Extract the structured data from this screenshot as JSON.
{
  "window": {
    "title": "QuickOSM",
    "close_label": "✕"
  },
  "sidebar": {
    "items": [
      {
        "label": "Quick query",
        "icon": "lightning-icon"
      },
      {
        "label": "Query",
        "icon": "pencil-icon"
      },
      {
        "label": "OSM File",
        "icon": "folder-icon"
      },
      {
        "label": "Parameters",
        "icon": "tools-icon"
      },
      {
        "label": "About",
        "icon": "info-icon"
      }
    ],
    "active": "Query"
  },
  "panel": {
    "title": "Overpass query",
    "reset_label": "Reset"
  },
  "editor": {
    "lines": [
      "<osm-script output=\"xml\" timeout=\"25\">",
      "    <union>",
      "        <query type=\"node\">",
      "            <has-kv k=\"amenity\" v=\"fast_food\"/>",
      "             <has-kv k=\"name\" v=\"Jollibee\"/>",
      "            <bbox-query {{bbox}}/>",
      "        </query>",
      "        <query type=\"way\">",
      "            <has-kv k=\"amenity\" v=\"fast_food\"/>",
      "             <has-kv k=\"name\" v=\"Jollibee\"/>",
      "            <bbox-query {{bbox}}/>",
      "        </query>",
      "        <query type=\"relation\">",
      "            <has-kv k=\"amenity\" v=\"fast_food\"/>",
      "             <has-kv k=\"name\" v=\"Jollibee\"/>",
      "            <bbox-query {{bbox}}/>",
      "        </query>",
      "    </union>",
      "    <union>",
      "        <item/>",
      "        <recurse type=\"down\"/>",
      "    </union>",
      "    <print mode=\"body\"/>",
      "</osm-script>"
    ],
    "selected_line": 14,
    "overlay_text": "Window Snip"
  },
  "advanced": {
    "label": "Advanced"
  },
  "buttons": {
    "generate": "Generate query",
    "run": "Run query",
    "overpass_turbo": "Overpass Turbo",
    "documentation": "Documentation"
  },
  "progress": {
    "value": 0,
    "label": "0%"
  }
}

☆ ☆ ☆ ☆

[Task] All of the lines above must be returned exactly.

[Task solution]
Extract the structured data from this screenshot as JSON.
{
  "window": {
    "title": "QuickOSM",
    "close_label": "✕"
  },
  "sidebar": {
    "items": [
      {
        "label": "Quick query",
        "icon": "lightning-icon"
      },
      {
        "label": "Query",
        "icon": "pencil-icon"
      },
      {
        "label": "OSM File",
        "icon": "folder-icon"
      },
      {
        "label": "Parameters",
        "icon": "tools-icon"
      },
      {
        "label": "About",
        "icon": "info-icon"
      }
    ],
    "active": "Query"
  },
  "panel": {
    "title": "Overpass query",
    "reset_label": "Reset"
  },
  "editor": {
    "lines": [
      "<osm-script output=\"xml\" timeout=\"25\">",
      "    <union>",
      "        <query type=\"node\">",
      "            <has-kv k=\"amenity\" v=\"fast_food\"/>",
      "             <has-kv k=\"name\" v=\"Jollibee\"/>",
      "            <bbox-query {{bbox}}/>",
      "        </query>",
      "        <query type=\"way\">",
      "            <has-kv k=\"amenity\" v=\"fast_food\"/>",
      "             <has-kv k=\"name\" v=\"Jollibee\"/>",
      "            <bbox-query {{bbox}}/>",
      "        </query>",
      "        <query type=\"relation\">",
      "            <has-kv k=\"amenity\" v=\"fast_food\"/>",
      "             <has-kv k=\"name\" v=\"Jollibee\"/>",
      "            <bbox-query {{bbox}}/>",
      "        </query>",
      "    </union>",
      "    <union>",
      "        <item/>",
      "        <recurse type=\"down\"/>",
      "    </union>",
      "    <print mode=\"body\"/>",
      "</osm-script>"
    ],
    "selected_line": 14,
    "overlay_text": "Window Snip"
  },
  "advanced": {
    "label": "Advanced"
  },
  "buttons": {
    "generate": "Generate query",
    "run": "Run query",
    "overpass_turbo": "Overpass Turbo",
    "documentation": "Documentation"
  },
  "progress": {
    "value": 0,
    "label": "0%"
  }
}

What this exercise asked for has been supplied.